_Given problem_.
Update the data from the line with "chevron-down-icon (374, 61, 383, 65)" up to and including the line with "font-value: Arial (328, 56, 353, 70)" by putting "toolbar-separator" in place of "toolbar-divider" and leaving everything else unchanged. Return only those lines.

** Begin Records supplied **

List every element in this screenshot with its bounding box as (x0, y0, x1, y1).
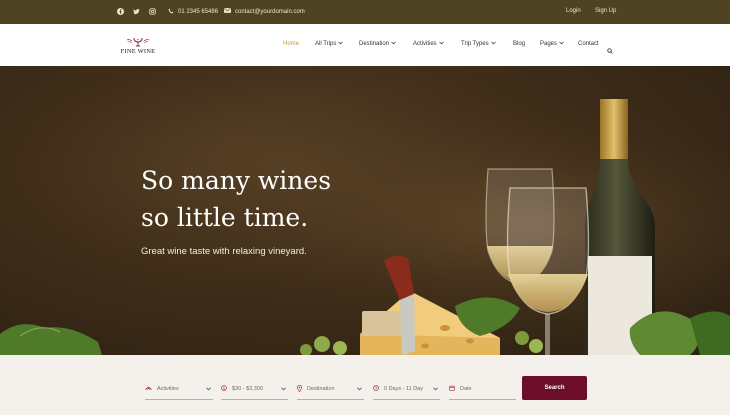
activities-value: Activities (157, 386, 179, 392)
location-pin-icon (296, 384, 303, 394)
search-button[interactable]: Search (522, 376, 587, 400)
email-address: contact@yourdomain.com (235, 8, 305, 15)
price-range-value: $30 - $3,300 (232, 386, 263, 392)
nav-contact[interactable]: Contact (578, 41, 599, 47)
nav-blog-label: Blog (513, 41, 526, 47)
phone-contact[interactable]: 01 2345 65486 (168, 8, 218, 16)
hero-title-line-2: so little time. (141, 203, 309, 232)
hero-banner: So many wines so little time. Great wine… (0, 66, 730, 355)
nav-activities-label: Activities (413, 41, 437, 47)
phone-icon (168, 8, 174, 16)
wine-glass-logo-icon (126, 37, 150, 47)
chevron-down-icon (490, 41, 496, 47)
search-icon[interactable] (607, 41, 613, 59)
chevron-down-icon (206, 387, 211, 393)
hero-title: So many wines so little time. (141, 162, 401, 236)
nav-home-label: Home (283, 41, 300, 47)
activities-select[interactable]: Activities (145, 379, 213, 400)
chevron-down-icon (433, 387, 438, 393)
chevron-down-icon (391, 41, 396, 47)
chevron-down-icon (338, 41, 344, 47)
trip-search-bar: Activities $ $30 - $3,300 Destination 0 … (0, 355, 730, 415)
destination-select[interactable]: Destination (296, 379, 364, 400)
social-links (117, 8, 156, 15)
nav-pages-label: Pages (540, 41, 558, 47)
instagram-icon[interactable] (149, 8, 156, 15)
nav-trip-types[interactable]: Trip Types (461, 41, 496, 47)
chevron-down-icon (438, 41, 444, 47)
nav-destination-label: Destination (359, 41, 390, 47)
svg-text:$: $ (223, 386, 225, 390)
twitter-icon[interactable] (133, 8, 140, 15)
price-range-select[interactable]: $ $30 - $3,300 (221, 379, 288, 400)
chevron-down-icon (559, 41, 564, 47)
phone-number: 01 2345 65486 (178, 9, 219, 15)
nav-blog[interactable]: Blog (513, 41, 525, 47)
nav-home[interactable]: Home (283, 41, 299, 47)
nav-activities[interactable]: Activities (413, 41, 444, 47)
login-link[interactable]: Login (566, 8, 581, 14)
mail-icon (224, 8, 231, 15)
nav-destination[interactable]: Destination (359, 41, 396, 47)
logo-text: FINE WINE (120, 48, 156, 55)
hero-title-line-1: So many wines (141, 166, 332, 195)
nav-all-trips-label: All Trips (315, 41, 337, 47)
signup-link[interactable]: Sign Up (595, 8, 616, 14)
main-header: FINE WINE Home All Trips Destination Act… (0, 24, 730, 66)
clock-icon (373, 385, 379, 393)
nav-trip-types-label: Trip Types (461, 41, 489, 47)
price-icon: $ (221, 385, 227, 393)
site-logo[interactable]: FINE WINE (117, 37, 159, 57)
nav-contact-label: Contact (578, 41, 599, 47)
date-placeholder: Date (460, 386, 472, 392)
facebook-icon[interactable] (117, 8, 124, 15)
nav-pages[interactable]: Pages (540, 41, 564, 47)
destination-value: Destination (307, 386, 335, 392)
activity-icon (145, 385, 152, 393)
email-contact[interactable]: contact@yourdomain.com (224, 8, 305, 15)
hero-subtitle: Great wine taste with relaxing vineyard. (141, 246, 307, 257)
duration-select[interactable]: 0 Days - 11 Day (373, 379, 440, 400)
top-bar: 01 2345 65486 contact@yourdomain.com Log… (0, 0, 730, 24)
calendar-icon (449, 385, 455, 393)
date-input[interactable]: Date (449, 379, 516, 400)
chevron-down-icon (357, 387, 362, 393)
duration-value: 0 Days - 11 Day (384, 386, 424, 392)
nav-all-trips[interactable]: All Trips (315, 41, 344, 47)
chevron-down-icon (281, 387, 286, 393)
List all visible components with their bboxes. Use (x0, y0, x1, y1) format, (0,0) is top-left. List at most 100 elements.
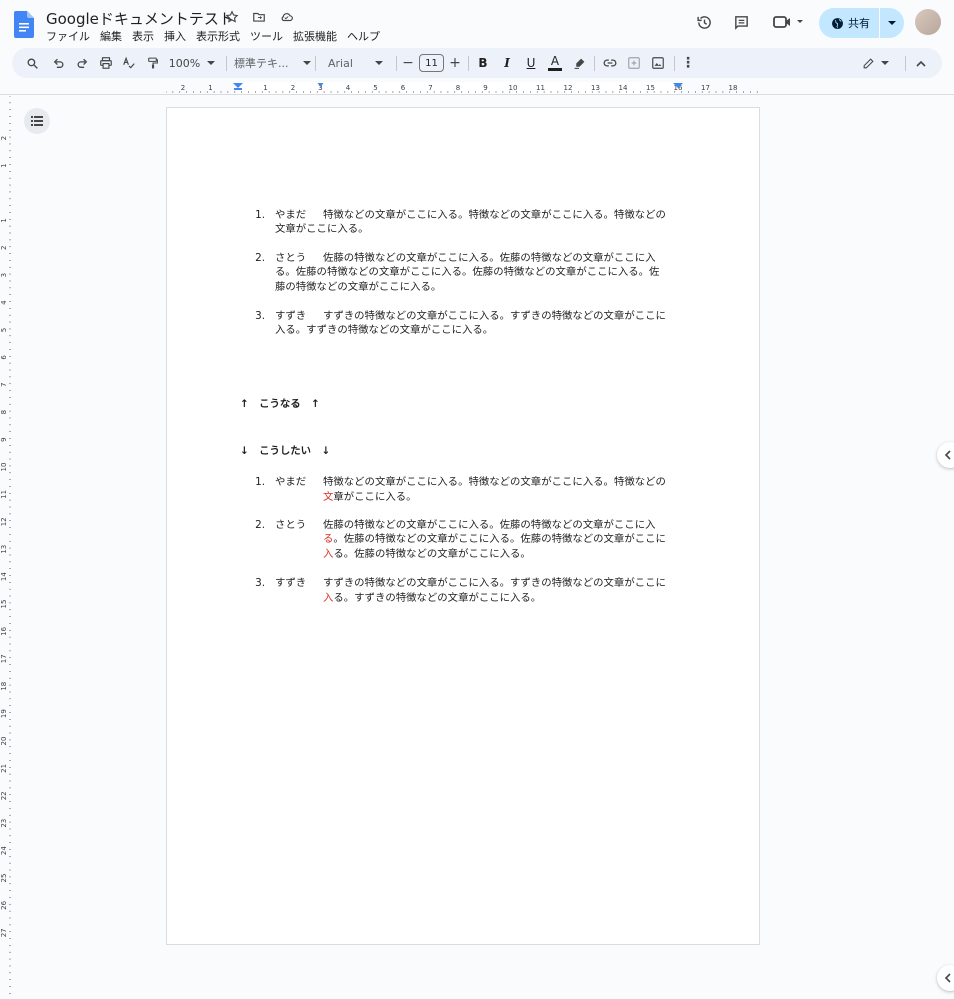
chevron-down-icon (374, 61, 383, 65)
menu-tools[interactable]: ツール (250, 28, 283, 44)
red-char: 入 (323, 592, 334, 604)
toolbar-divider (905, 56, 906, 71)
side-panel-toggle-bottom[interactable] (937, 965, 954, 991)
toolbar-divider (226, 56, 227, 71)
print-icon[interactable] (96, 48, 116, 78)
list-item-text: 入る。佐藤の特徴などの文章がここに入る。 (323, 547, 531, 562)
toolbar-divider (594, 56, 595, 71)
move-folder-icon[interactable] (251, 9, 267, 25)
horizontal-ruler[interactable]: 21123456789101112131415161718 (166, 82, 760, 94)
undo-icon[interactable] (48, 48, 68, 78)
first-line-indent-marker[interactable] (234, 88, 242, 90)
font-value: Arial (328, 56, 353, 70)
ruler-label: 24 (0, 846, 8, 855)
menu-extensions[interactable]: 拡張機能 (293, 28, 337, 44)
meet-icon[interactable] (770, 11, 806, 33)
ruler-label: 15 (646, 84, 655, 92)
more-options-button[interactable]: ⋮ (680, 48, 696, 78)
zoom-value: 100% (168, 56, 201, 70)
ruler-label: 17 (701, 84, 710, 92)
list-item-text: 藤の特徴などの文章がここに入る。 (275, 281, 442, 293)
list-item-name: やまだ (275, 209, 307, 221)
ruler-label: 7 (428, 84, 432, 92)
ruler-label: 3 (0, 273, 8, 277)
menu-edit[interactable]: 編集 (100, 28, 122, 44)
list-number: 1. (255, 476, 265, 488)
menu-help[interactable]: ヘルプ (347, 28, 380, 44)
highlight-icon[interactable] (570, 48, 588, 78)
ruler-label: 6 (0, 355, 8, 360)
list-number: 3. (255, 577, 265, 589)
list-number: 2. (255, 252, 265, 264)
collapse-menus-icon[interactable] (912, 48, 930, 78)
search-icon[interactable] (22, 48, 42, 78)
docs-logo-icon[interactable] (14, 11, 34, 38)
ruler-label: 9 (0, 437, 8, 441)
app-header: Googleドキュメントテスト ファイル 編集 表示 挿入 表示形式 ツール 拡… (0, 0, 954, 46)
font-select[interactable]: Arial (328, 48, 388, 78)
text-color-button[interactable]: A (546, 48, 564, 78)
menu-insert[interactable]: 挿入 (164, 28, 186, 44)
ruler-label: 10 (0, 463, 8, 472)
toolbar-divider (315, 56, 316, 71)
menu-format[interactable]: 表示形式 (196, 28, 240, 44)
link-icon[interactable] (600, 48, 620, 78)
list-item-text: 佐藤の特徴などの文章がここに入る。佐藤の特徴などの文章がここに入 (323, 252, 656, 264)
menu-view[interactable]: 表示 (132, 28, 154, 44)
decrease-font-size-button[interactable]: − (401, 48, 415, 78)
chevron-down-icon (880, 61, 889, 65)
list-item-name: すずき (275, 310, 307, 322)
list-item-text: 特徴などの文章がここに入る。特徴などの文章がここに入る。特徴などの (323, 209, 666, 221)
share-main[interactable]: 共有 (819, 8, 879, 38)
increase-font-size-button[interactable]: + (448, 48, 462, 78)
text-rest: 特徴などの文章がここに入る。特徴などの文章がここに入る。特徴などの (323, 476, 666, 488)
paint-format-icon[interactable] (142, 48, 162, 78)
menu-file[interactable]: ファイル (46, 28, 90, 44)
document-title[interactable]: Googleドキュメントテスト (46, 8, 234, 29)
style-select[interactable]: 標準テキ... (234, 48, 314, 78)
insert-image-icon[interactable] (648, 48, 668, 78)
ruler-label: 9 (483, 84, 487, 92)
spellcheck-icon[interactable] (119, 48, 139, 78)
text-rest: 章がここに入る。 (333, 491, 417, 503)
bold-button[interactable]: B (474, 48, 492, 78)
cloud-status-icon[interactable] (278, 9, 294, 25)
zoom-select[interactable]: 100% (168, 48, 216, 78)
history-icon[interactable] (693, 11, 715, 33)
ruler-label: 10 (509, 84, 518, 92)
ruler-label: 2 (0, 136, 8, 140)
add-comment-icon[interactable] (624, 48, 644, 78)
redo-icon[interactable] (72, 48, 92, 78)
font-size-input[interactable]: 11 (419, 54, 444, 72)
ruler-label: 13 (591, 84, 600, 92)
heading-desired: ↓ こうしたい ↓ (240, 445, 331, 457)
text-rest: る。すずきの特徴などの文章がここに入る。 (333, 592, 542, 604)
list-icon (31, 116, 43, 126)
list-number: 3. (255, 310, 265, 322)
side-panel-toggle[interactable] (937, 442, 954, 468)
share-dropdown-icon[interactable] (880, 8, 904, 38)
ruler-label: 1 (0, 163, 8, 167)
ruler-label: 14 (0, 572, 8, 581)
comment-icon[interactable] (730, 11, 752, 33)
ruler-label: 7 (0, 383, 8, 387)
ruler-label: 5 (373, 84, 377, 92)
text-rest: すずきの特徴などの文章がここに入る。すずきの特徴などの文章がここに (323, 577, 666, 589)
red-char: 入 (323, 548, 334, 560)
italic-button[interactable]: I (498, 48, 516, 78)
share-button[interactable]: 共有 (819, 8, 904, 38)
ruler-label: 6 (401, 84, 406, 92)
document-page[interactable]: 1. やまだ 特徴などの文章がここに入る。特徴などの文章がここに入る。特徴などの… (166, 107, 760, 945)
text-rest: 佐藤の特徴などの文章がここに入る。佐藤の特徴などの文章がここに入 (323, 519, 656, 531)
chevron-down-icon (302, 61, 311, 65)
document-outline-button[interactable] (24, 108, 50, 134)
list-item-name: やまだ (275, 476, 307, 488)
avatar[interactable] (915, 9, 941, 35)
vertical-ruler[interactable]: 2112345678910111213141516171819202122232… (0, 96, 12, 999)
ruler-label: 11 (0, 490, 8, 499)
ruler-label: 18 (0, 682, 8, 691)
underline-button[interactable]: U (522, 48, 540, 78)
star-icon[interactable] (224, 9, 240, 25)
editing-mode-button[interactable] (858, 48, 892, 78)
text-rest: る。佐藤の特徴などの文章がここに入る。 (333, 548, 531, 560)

** End Records supplied **

_Complete response_.
chevron-down-icon (374, 61, 383, 65)
menu-tools[interactable]: ツール (250, 28, 283, 44)
red-char: 入 (323, 592, 334, 604)
toolbar-separator (905, 56, 906, 71)
side-panel-toggle-bottom[interactable] (937, 965, 954, 991)
toolbar-separator (226, 56, 227, 71)
print-icon[interactable] (96, 48, 116, 78)
list-item-text: 入る。佐藤の特徴などの文章がここに入る。 (323, 547, 531, 562)
toolbar-separator (594, 56, 595, 71)
move-folder-icon[interactable] (251, 9, 267, 25)
horizontal-ruler[interactable]: 21123456789101112131415161718 (166, 82, 760, 94)
undo-icon[interactable] (48, 48, 68, 78)
first-line-indent-marker[interactable] (234, 88, 242, 90)
font-value: Arial (328, 56, 353, 70)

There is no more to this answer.